#### Required task
Count how many lines of the data include "fall". The answer is that number and nothing else.

begin Input data

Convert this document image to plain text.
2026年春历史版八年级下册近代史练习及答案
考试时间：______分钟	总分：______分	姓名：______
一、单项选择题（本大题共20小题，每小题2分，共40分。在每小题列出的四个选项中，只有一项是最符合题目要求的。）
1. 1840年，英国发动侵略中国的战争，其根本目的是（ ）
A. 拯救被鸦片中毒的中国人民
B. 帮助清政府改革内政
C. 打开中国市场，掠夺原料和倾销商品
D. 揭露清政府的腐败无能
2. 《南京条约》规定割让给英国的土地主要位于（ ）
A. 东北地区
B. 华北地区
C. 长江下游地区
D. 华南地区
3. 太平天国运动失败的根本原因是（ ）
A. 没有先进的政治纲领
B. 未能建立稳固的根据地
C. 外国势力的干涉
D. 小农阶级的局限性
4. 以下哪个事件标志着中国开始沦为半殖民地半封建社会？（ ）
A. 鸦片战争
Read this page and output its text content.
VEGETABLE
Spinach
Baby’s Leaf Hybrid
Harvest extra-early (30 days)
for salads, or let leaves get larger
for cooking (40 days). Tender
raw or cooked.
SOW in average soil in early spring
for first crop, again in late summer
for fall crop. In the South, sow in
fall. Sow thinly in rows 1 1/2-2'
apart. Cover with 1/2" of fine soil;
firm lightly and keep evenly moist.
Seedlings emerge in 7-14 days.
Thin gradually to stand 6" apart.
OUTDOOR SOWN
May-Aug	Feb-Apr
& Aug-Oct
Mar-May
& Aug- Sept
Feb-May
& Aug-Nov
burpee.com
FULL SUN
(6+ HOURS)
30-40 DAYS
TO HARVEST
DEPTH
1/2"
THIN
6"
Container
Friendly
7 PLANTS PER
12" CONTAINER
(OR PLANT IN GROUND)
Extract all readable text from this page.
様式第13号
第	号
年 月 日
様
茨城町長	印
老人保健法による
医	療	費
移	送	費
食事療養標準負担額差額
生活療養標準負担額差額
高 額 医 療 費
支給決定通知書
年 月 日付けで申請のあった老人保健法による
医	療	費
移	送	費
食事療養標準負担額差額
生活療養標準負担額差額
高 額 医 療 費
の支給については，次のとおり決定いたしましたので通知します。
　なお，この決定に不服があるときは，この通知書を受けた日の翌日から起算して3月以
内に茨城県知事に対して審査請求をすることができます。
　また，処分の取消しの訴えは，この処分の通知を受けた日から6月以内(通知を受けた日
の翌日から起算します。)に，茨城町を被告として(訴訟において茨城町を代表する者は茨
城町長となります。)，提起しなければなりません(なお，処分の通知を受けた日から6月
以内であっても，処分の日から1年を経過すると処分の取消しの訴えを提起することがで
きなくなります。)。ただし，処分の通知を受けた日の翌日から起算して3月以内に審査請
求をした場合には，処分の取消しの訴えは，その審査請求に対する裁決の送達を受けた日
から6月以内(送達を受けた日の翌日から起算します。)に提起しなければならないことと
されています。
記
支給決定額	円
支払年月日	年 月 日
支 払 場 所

end Input data

#### Answer below
2